[Figure content listings]
-- start --

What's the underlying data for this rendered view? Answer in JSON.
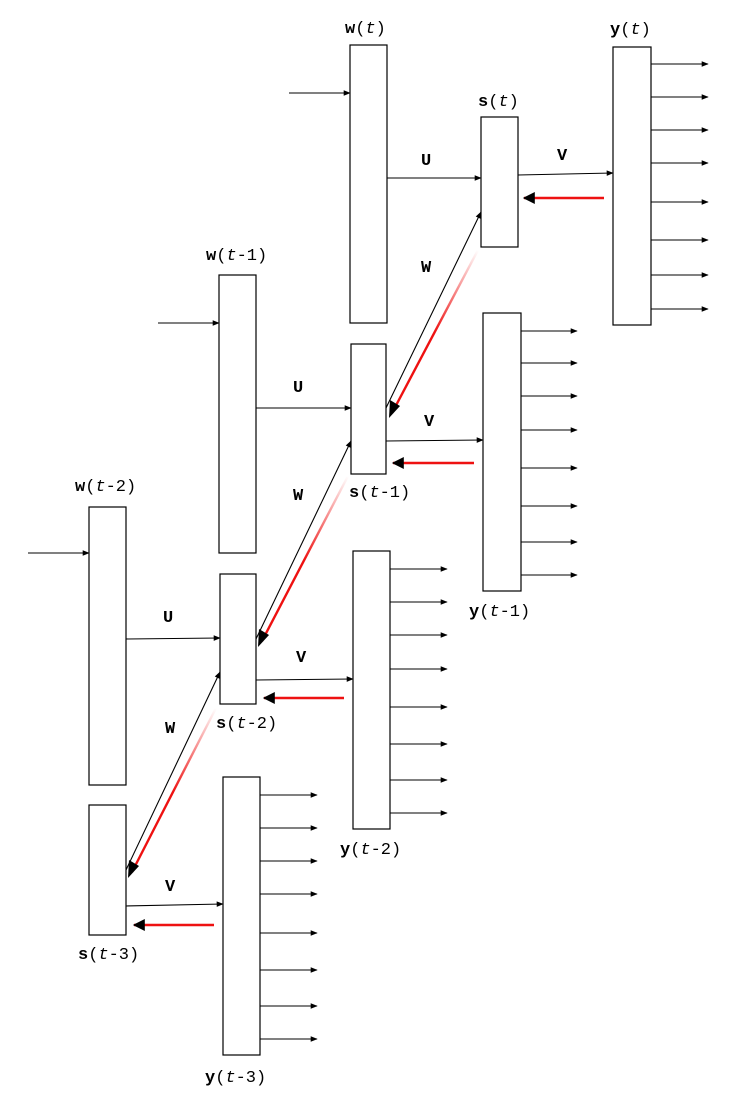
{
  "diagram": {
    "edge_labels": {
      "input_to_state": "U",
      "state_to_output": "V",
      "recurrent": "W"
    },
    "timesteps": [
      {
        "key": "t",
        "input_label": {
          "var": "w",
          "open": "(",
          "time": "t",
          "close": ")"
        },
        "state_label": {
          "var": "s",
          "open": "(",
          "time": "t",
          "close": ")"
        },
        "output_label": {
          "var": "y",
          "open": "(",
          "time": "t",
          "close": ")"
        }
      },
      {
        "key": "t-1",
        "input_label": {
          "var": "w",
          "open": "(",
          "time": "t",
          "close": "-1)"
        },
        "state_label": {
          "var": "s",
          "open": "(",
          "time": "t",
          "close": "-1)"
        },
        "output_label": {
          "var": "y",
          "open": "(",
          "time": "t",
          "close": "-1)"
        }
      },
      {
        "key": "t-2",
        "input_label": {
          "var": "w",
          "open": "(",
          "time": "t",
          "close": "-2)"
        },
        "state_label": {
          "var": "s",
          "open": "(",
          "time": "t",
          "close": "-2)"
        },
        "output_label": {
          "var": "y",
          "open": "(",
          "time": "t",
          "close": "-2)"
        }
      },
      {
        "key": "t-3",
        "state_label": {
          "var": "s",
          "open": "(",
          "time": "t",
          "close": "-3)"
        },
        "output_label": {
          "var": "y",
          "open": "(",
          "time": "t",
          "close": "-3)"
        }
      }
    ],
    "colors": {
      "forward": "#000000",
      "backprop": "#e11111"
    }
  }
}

-- end --

**Written instruction**
Reproduce each line exactly, please, except for any pictures.

**Output below**
What's the underlying data for this rendered view? Answer in JSON.
{
  "diagram": {
    "edge_labels": {
      "input_to_state": "U",
      "state_to_output": "V",
      "recurrent": "W"
    },
    "timesteps": [
      {
        "key": "t",
        "input_label": {
          "var": "w",
          "open": "(",
          "time": "t",
          "close": ")"
        },
        "state_label": {
          "var": "s",
          "open": "(",
          "time": "t",
          "close": ")"
        },
        "output_label": {
          "var": "y",
          "open": "(",
          "time": "t",
          "close": ")"
        }
      },
      {
        "key": "t-1",
        "input_label": {
          "var": "w",
          "open": "(",
          "time": "t",
          "close": "-1)"
        },
        "state_label": {
          "var": "s",
          "open": "(",
          "time": "t",
          "close": "-1)"
        },
        "output_label": {
          "var": "y",
          "open": "(",
          "time": "t",
          "close": "-1)"
        }
      },
      {
        "key": "t-2",
        "input_label": {
          "var": "w",
          "open": "(",
          "time": "t",
          "close": "-2)"
        },
        "state_label": {
          "var": "s",
          "open": "(",
          "time": "t",
          "close": "-2)"
        },
        "output_label": {
          "var": "y",
          "open": "(",
          "time": "t",
          "close": "-2)"
        }
      },
      {
        "key": "t-3",
        "state_label": {
          "var": "s",
          "open": "(",
          "time": "t",
          "close": "-3)"
        },
        "output_label": {
          "var": "y",
          "open": "(",
          "time": "t",
          "close": "-3)"
        }
      }
    ],
    "colors": {
      "forward": "#000000",
      "backprop": "#e11111"
    }
  }
}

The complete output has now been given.